--- Exercise material ---

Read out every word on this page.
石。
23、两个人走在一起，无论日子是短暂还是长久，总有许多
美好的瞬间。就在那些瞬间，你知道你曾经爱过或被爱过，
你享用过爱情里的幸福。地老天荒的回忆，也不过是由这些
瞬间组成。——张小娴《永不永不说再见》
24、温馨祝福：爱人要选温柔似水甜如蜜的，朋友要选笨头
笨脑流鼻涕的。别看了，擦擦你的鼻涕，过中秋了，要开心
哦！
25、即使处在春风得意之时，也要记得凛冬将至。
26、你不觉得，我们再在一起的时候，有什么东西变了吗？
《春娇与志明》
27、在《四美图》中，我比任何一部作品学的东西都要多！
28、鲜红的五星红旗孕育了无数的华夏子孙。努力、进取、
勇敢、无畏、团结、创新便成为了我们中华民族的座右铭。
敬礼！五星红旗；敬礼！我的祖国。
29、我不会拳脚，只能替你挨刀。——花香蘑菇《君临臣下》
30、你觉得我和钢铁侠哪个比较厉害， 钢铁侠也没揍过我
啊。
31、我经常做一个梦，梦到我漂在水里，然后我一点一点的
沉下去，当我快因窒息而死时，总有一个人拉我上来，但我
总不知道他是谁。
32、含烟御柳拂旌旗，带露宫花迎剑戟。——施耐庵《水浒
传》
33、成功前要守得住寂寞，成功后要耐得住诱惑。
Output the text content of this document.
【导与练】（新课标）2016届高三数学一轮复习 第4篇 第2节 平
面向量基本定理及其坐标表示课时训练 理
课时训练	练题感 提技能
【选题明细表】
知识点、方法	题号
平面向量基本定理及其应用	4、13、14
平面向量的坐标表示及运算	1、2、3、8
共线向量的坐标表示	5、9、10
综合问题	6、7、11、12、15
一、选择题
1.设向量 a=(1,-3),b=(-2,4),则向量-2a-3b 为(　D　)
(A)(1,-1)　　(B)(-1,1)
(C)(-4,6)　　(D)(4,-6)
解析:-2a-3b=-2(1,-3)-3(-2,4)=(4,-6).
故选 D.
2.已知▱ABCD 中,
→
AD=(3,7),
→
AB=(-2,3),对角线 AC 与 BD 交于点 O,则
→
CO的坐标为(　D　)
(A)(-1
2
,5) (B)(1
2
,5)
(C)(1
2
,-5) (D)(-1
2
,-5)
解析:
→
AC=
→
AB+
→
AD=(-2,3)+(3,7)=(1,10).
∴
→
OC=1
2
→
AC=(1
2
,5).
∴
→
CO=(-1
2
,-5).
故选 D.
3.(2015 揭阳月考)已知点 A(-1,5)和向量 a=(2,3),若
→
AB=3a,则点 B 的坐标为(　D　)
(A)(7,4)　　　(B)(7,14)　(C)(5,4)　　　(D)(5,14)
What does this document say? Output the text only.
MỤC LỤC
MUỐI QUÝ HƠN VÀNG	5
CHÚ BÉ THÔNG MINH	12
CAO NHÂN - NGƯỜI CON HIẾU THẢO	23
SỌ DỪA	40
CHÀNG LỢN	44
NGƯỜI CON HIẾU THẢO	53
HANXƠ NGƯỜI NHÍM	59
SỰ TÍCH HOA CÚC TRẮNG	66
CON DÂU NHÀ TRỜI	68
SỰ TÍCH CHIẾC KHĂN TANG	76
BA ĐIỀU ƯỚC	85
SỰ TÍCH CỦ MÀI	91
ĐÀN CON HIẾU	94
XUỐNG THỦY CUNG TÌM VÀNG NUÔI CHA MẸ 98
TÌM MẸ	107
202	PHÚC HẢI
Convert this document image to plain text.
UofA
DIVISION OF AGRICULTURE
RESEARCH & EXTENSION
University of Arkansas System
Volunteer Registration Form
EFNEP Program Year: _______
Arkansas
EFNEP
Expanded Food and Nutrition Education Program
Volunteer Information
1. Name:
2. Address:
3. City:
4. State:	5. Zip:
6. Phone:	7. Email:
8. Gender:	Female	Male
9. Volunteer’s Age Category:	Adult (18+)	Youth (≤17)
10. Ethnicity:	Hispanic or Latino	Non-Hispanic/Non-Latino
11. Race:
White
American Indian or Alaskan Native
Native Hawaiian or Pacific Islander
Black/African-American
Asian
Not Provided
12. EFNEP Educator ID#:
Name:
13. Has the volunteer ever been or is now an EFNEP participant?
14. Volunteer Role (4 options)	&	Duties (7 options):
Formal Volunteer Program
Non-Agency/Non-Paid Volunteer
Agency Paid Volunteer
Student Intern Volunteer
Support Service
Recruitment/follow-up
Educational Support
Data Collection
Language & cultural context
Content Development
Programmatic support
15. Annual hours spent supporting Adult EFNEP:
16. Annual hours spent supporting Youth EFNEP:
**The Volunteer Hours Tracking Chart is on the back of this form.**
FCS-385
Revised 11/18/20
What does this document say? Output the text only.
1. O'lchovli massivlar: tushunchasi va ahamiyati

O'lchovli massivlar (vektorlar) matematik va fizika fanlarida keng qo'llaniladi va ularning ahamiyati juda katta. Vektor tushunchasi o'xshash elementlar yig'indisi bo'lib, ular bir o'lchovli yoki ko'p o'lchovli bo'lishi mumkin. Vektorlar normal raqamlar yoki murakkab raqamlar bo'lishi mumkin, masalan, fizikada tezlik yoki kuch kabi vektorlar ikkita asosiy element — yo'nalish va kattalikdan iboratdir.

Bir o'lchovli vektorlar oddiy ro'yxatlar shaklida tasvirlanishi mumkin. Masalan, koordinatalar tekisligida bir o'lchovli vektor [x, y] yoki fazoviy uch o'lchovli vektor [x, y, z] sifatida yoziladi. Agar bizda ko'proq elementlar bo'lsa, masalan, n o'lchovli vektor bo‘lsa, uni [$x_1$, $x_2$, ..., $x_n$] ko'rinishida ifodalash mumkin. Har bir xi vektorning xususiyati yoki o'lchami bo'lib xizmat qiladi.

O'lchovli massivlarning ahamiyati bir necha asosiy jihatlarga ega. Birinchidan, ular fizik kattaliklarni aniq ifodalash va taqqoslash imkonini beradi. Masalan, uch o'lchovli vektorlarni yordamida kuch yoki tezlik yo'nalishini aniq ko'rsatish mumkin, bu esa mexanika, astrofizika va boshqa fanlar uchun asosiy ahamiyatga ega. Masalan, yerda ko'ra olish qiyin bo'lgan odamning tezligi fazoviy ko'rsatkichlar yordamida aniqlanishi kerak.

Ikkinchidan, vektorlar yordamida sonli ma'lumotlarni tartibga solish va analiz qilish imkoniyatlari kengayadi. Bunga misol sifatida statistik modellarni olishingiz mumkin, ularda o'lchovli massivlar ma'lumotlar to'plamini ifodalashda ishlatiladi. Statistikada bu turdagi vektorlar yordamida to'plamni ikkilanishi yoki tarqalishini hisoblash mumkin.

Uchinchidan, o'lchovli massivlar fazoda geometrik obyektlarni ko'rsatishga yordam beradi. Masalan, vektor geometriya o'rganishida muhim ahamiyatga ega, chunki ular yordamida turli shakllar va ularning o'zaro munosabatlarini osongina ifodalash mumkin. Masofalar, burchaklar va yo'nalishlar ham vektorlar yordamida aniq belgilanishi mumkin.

---

= What this task involves =
Looking at the data above, how many lines hold the word "aniq"? Respond with the number alone.

= Correct output =
2